> _Written task_
From the data that follows, report how many lines hold the string "enda", giving only the number.
— start Extracted data —
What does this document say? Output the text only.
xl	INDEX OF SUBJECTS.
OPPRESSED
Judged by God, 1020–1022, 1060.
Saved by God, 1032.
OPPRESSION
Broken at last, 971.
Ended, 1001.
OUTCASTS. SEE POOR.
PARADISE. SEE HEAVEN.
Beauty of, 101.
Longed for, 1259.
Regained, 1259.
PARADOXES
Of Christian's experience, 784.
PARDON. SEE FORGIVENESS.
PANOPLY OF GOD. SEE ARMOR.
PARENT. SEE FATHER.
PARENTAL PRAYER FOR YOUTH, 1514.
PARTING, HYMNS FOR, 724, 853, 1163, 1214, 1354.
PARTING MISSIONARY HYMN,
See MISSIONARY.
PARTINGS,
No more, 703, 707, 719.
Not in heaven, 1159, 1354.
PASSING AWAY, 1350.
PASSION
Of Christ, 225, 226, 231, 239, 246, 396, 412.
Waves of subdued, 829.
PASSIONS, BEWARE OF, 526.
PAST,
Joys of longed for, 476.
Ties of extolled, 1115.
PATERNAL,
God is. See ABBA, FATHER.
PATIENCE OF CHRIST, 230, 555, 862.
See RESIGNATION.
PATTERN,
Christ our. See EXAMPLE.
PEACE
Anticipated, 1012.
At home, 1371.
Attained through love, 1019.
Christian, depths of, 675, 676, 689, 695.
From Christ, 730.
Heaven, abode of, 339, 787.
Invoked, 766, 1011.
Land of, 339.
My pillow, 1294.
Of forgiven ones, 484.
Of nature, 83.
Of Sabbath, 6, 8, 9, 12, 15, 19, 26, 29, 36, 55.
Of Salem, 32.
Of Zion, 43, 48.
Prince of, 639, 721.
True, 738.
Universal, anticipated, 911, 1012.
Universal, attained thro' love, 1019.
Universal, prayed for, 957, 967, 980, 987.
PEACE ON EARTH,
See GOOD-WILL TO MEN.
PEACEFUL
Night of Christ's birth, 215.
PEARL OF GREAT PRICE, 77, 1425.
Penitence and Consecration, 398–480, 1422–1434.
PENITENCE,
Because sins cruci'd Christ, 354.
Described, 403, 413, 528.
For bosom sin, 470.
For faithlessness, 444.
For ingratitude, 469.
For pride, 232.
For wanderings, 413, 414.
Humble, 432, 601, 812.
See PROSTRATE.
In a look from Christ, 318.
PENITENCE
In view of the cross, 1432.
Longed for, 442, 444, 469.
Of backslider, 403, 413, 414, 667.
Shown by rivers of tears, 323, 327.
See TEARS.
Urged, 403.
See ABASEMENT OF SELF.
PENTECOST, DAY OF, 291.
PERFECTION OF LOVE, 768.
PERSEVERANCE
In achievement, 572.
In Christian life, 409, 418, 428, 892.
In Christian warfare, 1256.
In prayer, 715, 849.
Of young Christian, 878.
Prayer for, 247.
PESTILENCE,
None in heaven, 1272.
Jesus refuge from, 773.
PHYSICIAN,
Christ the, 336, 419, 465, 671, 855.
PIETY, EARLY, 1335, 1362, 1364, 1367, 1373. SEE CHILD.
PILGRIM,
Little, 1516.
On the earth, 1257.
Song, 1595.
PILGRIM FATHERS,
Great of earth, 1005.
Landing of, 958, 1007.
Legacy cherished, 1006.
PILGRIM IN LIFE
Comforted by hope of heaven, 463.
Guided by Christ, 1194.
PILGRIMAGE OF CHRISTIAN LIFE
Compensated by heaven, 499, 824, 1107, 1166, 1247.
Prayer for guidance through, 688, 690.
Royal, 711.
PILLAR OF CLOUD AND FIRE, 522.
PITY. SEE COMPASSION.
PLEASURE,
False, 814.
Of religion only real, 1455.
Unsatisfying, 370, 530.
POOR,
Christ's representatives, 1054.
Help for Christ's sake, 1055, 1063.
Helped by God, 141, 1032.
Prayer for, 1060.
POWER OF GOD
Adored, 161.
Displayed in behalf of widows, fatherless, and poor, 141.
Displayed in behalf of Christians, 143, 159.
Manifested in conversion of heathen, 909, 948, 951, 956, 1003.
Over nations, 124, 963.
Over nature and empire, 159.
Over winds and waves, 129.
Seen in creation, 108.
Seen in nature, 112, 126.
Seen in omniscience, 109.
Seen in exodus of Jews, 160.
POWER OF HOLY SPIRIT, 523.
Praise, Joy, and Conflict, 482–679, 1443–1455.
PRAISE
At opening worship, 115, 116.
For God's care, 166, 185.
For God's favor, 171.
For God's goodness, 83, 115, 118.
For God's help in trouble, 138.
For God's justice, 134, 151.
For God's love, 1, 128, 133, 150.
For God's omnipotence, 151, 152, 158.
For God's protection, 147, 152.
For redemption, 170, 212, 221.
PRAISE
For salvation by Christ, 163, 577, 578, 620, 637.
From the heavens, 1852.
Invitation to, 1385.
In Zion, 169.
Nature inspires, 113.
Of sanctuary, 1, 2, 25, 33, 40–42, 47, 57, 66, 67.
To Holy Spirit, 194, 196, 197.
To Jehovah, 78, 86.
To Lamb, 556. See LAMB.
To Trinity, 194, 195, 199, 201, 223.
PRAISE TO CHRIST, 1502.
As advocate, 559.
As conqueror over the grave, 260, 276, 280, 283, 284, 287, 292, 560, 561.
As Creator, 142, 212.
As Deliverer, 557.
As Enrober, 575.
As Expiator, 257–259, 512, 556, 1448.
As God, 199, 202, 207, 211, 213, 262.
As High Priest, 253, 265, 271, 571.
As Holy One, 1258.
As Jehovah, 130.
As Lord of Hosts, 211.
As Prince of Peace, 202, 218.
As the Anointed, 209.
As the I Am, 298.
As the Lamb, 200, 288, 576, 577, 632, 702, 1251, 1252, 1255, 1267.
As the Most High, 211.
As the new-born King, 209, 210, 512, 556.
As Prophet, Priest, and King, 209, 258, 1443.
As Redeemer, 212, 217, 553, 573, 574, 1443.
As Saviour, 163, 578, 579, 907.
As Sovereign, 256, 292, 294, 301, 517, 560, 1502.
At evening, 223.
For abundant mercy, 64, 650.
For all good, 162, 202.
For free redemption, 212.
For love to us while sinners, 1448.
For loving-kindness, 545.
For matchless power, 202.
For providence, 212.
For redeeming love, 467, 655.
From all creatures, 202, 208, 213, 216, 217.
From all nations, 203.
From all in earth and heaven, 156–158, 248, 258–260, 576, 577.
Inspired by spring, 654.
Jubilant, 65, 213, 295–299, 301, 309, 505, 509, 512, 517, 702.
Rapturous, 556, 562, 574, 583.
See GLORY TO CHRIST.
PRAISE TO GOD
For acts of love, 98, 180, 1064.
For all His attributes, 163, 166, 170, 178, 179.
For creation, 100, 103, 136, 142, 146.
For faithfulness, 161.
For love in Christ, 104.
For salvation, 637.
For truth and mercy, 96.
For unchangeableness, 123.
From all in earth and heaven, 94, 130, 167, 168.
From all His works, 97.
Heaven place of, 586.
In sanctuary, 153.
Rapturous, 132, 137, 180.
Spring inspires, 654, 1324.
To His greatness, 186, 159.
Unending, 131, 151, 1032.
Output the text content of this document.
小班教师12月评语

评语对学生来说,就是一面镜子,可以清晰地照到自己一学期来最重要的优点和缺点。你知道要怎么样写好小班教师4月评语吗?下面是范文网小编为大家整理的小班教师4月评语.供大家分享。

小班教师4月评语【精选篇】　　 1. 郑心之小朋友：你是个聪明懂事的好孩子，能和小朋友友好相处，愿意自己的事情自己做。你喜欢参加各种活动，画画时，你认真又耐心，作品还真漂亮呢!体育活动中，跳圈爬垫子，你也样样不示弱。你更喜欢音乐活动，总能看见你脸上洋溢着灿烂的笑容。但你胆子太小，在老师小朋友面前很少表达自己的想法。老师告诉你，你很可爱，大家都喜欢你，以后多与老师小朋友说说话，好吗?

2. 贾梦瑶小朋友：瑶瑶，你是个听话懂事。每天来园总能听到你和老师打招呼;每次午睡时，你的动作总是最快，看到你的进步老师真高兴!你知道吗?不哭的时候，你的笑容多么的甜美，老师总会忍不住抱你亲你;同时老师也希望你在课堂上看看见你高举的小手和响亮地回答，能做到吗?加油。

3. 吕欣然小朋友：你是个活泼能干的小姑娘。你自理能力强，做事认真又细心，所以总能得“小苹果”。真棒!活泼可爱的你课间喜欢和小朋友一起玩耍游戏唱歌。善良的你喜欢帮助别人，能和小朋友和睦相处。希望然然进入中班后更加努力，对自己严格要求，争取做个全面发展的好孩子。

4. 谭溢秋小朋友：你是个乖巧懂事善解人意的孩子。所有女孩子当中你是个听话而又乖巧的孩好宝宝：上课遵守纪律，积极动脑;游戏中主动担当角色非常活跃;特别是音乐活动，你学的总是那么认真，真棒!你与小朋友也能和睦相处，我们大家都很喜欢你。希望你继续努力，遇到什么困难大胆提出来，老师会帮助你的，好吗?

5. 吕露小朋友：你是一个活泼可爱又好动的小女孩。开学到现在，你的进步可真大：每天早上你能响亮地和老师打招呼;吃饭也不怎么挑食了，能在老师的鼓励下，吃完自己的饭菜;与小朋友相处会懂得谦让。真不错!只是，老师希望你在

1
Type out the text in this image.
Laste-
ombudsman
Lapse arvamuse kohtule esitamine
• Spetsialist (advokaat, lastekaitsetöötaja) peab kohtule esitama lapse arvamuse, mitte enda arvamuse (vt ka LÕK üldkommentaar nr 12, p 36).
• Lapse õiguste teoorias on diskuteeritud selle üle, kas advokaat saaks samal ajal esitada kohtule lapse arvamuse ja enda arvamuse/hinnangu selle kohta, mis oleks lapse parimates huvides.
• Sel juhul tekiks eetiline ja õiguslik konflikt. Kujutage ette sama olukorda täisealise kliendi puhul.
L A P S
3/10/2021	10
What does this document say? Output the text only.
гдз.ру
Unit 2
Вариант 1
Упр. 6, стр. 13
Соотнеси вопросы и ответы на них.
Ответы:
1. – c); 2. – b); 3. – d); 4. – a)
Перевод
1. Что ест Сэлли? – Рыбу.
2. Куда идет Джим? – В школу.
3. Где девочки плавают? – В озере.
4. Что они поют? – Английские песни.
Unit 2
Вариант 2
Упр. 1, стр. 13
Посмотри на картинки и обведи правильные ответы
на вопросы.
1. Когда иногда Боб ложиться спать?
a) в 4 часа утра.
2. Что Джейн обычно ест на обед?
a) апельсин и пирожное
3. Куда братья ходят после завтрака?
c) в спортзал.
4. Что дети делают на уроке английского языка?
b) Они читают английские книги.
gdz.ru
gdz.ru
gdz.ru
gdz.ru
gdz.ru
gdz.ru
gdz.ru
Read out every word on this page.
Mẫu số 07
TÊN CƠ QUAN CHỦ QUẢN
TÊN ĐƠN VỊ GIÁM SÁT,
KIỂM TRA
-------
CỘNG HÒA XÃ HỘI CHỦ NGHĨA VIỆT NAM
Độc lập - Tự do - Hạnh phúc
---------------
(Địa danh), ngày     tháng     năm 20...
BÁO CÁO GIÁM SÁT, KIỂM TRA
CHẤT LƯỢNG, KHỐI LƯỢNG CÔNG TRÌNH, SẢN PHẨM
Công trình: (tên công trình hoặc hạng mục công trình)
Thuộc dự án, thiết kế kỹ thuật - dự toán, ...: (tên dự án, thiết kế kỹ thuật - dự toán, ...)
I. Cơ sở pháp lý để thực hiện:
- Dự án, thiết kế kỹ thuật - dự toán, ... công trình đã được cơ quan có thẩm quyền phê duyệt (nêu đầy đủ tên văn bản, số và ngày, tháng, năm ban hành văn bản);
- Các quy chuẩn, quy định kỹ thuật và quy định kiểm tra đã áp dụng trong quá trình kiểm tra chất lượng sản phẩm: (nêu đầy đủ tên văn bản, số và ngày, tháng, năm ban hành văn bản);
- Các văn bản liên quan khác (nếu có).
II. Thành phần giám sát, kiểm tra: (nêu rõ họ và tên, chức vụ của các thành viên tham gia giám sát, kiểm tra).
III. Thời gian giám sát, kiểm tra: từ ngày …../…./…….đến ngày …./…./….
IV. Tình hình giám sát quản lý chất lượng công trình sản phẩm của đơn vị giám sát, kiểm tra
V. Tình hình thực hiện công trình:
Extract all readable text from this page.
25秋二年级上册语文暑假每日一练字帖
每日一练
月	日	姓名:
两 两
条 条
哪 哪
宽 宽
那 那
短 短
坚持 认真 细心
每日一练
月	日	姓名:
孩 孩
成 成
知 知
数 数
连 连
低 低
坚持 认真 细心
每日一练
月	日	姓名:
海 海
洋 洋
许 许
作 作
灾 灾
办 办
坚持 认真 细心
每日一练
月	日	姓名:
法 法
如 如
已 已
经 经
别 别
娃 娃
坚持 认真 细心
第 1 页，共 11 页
— end Extracted data —
> _Exercise output_
2